Data shown >>

○ ○ ○

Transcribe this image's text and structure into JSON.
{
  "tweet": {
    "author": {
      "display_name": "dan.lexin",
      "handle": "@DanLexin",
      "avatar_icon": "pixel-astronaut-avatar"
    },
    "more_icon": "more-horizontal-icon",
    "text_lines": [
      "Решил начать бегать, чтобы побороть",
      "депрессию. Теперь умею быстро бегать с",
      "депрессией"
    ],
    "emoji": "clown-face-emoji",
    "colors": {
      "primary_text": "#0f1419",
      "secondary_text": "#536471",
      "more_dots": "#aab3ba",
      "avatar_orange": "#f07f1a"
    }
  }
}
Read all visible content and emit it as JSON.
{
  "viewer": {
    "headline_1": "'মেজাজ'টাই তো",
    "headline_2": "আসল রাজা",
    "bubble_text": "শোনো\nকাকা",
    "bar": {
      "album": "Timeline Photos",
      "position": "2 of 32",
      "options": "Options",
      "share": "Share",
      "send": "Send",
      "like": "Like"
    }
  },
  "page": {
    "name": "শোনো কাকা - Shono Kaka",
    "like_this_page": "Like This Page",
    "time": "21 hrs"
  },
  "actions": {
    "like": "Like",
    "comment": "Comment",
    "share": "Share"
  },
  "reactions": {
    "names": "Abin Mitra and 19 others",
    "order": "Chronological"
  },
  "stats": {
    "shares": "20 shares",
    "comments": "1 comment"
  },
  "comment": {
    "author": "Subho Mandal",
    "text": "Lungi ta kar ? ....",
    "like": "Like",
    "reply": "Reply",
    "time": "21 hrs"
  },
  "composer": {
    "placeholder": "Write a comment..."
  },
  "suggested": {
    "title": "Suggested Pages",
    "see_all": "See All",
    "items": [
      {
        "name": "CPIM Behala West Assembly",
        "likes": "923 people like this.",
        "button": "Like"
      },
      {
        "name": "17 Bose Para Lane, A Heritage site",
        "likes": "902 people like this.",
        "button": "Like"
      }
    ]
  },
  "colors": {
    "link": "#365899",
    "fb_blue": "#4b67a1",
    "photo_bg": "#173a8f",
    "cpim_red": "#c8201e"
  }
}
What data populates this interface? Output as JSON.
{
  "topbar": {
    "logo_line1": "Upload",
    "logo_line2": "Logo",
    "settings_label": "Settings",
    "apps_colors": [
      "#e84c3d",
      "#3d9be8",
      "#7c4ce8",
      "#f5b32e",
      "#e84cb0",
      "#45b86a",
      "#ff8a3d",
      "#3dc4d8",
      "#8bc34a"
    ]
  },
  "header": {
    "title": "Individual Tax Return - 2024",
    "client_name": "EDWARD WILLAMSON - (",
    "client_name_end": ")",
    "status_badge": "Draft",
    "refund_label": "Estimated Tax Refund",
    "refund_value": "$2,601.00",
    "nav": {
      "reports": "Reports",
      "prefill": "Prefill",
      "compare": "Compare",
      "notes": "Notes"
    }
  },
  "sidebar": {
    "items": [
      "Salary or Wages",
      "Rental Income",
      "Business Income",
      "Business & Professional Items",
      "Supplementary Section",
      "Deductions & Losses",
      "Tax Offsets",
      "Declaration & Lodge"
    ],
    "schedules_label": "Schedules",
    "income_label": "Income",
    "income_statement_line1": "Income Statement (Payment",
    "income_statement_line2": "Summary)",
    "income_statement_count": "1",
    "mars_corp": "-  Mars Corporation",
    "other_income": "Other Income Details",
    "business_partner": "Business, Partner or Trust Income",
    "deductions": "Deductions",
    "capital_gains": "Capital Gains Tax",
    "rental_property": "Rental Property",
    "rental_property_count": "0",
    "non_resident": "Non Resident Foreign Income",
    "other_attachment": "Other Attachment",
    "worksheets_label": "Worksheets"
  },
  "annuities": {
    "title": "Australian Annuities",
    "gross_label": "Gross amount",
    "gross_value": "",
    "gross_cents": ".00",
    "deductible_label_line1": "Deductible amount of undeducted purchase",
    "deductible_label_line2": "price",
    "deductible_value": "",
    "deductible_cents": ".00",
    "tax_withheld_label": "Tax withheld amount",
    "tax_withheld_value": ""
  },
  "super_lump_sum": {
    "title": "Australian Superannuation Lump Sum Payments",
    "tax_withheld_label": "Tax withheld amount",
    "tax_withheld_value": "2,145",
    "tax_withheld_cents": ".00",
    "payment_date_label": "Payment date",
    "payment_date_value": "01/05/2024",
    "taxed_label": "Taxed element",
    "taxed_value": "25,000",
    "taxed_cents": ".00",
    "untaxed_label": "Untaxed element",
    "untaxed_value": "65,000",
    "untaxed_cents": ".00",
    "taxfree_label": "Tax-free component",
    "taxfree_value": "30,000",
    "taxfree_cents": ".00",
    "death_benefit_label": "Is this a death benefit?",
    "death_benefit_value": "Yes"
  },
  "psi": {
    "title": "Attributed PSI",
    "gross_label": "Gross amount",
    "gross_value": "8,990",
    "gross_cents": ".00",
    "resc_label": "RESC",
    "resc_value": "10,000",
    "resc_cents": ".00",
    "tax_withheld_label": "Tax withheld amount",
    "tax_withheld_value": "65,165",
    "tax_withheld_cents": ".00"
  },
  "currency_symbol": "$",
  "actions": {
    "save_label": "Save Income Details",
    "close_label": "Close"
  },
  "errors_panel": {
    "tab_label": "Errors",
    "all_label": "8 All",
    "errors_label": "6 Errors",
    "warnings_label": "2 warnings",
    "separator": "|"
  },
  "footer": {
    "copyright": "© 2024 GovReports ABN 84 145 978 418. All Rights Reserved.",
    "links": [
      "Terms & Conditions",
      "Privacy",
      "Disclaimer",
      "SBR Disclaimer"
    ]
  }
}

○ ○ ○

Requirement >>
Return all of the entries exactly as they were supplied.

Answer to this task >>
Transcribe this image's text and structure into JSON.
{
  "tweet": {
    "author": {
      "display_name": "dan.lexin",
      "handle": "@DanLexin",
      "avatar_icon": "pixel-astronaut-avatar"
    },
    "more_icon": "more-horizontal-icon",
    "text_lines": [
      "Решил начать бегать, чтобы побороть",
      "депрессию. Теперь умею быстро бегать с",
      "депрессией"
    ],
    "emoji": "clown-face-emoji",
    "colors": {
      "primary_text": "#0f1419",
      "secondary_text": "#536471",
      "more_dots": "#aab3ba",
      "avatar_orange": "#f07f1a"
    }
  }
}
Read all visible content and emit it as JSON.
{
  "viewer": {
    "headline_1": "'মেজাজ'টাই তো",
    "headline_2": "আসল রাজা",
    "bubble_text": "শোনো\nকাকা",
    "bar": {
      "album": "Timeline Photos",
      "position": "2 of 32",
      "options": "Options",
      "share": "Share",
      "send": "Send",
      "like": "Like"
    }
  },
  "page": {
    "name": "শোনো কাকা - Shono Kaka",
    "like_this_page": "Like This Page",
    "time": "21 hrs"
  },
  "actions": {
    "like": "Like",
    "comment": "Comment",
    "share": "Share"
  },
  "reactions": {
    "names": "Abin Mitra and 19 others",
    "order": "Chronological"
  },
  "stats": {
    "shares": "20 shares",
    "comments": "1 comment"
  },
  "comment": {
    "author": "Subho Mandal",
    "text": "Lungi ta kar ? ....",
    "like": "Like",
    "reply": "Reply",
    "time": "21 hrs"
  },
  "composer": {
    "placeholder": "Write a comment..."
  },
  "suggested": {
    "title": "Suggested Pages",
    "see_all": "See All",
    "items": [
      {
        "name": "CPIM Behala West Assembly",
        "likes": "923 people like this.",
        "button": "Like"
      },
      {
        "name": "17 Bose Para Lane, A Heritage site",
        "likes": "902 people like this.",
        "button": "Like"
      }
    ]
  },
  "colors": {
    "link": "#365899",
    "fb_blue": "#4b67a1",
    "photo_bg": "#173a8f",
    "cpim_red": "#c8201e"
  }
}
What data populates this interface? Output as JSON.
{
  "topbar": {
    "logo_line1": "Upload",
    "logo_line2": "Logo",
    "settings_label": "Settings",
    "apps_colors": [
      "#e84c3d",
      "#3d9be8",
      "#7c4ce8",
      "#f5b32e",
      "#e84cb0",
      "#45b86a",
      "#ff8a3d",
      "#3dc4d8",
      "#8bc34a"
    ]
  },
  "header": {
    "title": "Individual Tax Return - 2024",
    "client_name": "EDWARD WILLAMSON - (",
    "client_name_end": ")",
    "status_badge": "Draft",
    "refund_label": "Estimated Tax Refund",
    "refund_value": "$2,601.00",
    "nav": {
      "reports": "Reports",
      "prefill": "Prefill",
      "compare": "Compare",
      "notes": "Notes"
    }
  },
  "sidebar": {
    "items": [
      "Salary or Wages",
      "Rental Income",
      "Business Income",
      "Business & Professional Items",
      "Supplementary Section",
      "Deductions & Losses",
      "Tax Offsets",
      "Declaration & Lodge"
    ],
    "schedules_label": "Schedules",
    "income_label": "Income",
    "income_statement_line1": "Income Statement (Payment",
    "income_statement_line2": "Summary)",
    "income_statement_count": "1",
    "mars_corp": "-  Mars Corporation",
    "other_income": "Other Income Details",
    "business_partner": "Business, Partner or Trust Income",
    "deductions": "Deductions",
    "capital_gains": "Capital Gains Tax",
    "rental_property": "Rental Property",
    "rental_property_count": "0",
    "non_resident": "Non Resident Foreign Income",
    "other_attachment": "Other Attachment",
    "worksheets_label": "Worksheets"
  },
  "annuities": {
    "title": "Australian Annuities",
    "gross_label": "Gross amount",
    "gross_value": "",
    "gross_cents": ".00",
    "deductible_label_line1": "Deductible amount of undeducted purchase",
    "deductible_label_line2": "price",
    "deductible_value": "",
    "deductible_cents": ".00",
    "tax_withheld_label": "Tax withheld amount",
    "tax_withheld_value": ""
  },
  "super_lump_sum": {
    "title": "Australian Superannuation Lump Sum Payments",
    "tax_withheld_label": "Tax withheld amount",
    "tax_withheld_value": "2,145",
    "tax_withheld_cents": ".00",
    "payment_date_label": "Payment date",
    "payment_date_value": "01/05/2024",
    "taxed_label": "Taxed element",
    "taxed_value": "25,000",
    "taxed_cents": ".00",
    "untaxed_label": "Untaxed element",
    "untaxed_value": "65,000",
    "untaxed_cents": ".00",
    "taxfree_label": "Tax-free component",
    "taxfree_value": "30,000",
    "taxfree_cents": ".00",
    "death_benefit_label": "Is this a death benefit?",
    "death_benefit_value": "Yes"
  },
  "psi": {
    "title": "Attributed PSI",
    "gross_label": "Gross amount",
    "gross_value": "8,990",
    "gross_cents": ".00",
    "resc_label": "RESC",
    "resc_value": "10,000",
    "resc_cents": ".00",
    "tax_withheld_label": "Tax withheld amount",
    "tax_withheld_value": "65,165",
    "tax_withheld_cents": ".00"
  },
  "currency_symbol": "$",
  "actions": {
    "save_label": "Save Income Details",
    "close_label": "Close"
  },
  "errors_panel": {
    "tab_label": "Errors",
    "all_label": "8 All",
    "errors_label": "6 Errors",
    "warnings_label": "2 warnings",
    "separator": "|"
  },
  "footer": {
    "copyright": "© 2024 GovReports ABN 84 145 978 418. All Rights Reserved.",
    "links": [
      "Terms & Conditions",
      "Privacy",
      "Disclaimer",
      "SBR Disclaimer"
    ]
  }
}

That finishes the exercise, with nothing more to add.